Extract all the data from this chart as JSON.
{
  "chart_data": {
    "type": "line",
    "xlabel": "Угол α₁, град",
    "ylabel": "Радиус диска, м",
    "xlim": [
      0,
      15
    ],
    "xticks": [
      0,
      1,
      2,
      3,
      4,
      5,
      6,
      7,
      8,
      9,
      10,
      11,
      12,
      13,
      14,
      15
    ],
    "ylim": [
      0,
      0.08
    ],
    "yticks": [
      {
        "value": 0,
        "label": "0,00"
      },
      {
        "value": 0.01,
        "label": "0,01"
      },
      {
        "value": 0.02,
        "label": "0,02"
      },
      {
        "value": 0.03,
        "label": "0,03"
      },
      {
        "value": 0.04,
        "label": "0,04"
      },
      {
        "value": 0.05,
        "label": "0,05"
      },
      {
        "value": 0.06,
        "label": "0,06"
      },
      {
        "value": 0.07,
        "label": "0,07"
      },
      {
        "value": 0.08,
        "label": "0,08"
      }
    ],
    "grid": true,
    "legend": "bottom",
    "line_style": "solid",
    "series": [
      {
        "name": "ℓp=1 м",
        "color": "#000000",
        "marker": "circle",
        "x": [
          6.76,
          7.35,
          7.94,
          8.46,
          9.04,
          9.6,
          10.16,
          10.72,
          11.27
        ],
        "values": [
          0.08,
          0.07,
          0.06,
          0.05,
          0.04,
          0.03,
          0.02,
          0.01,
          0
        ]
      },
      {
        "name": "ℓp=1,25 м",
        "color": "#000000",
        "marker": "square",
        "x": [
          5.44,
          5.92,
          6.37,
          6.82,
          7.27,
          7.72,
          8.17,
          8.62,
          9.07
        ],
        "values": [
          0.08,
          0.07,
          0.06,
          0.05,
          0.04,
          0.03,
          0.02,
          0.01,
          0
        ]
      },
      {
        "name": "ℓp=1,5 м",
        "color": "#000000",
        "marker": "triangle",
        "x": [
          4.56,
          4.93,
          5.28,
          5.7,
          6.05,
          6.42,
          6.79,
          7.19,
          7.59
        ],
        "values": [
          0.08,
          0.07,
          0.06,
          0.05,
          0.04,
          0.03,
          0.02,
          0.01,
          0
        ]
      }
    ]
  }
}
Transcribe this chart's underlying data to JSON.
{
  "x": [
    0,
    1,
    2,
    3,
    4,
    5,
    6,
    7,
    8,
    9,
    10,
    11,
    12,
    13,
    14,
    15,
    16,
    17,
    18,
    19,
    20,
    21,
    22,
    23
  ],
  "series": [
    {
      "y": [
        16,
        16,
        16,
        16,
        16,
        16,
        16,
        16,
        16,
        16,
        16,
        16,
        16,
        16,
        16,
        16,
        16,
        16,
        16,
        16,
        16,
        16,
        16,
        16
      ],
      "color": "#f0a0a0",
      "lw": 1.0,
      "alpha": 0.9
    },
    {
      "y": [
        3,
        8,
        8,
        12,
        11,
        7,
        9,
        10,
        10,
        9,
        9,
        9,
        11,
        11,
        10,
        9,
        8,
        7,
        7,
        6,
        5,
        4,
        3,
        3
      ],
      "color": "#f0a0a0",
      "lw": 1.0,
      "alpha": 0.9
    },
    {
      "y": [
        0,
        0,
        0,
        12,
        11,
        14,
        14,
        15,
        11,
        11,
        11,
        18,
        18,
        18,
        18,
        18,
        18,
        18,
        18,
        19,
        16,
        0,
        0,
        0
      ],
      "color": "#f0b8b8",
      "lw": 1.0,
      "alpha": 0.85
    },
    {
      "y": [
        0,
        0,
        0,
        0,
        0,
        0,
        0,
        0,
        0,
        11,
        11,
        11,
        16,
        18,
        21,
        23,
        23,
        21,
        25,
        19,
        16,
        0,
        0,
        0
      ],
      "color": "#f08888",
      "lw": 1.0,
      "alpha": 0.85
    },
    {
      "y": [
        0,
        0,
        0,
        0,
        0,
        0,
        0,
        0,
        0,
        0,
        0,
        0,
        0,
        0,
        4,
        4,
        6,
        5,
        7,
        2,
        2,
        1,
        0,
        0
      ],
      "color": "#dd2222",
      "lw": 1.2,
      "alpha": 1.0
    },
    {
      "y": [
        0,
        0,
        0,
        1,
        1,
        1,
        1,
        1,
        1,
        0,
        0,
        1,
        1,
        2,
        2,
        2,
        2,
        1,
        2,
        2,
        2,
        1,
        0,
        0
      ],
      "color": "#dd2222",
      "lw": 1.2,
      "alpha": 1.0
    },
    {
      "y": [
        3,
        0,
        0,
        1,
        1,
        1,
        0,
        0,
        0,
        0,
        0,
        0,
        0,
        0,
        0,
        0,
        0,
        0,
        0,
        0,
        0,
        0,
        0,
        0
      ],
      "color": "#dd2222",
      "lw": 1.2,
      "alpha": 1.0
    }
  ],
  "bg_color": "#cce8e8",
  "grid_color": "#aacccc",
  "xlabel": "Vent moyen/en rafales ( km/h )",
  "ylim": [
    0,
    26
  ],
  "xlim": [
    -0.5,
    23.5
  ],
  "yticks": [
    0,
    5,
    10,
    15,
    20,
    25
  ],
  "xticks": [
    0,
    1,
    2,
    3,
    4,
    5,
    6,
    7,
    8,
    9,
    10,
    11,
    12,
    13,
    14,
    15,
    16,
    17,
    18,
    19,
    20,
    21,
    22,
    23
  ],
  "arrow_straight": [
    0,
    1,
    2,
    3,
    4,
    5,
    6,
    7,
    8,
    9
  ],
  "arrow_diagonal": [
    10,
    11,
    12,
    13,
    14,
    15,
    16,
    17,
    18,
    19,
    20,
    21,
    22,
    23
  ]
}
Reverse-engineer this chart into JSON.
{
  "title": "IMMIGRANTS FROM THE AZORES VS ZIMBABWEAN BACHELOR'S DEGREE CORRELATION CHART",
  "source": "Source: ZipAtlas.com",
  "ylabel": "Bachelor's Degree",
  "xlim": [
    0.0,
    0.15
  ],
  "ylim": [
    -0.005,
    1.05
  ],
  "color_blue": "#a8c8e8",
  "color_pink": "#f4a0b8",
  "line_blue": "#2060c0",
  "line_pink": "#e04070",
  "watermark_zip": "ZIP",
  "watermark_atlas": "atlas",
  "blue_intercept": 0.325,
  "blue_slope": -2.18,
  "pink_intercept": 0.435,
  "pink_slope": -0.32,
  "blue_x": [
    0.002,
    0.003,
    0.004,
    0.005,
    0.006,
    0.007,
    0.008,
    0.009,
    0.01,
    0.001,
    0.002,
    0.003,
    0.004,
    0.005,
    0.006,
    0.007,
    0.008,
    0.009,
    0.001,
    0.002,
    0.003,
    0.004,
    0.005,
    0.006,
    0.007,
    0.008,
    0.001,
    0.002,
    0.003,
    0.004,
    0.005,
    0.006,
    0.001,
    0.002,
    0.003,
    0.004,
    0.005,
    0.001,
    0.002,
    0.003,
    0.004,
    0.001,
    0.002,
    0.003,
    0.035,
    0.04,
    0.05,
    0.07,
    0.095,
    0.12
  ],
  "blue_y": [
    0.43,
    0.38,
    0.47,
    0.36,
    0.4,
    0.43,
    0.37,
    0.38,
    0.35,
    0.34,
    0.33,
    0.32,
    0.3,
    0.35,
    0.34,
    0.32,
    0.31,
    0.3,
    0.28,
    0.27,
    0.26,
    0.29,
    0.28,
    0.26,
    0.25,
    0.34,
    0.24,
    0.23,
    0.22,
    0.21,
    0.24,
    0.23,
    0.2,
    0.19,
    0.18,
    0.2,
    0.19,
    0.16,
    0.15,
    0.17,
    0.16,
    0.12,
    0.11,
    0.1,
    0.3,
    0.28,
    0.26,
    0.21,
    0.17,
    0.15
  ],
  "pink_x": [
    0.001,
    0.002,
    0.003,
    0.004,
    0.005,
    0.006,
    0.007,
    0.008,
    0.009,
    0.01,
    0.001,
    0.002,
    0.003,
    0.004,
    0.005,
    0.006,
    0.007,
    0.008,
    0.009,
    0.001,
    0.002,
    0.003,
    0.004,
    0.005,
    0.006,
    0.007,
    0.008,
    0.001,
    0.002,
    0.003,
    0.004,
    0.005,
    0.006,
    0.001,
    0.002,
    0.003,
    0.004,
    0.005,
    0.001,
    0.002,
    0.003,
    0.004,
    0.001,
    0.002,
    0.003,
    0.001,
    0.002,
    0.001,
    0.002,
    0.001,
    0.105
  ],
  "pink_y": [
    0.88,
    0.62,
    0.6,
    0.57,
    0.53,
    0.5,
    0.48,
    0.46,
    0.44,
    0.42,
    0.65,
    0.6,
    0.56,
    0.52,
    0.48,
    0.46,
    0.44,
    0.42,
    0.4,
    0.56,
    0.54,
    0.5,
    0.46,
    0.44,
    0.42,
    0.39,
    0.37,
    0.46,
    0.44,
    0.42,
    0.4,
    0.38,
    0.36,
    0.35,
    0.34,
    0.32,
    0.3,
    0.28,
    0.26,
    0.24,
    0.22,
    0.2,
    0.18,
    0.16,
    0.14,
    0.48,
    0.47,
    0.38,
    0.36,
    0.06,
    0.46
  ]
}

# # # # # # #

Select all lines in the listing that include the word "ylabel".

Exercise output:
    "ylabel": "Радиус диска, м",
  "ylabel": "Bachelor's Degree",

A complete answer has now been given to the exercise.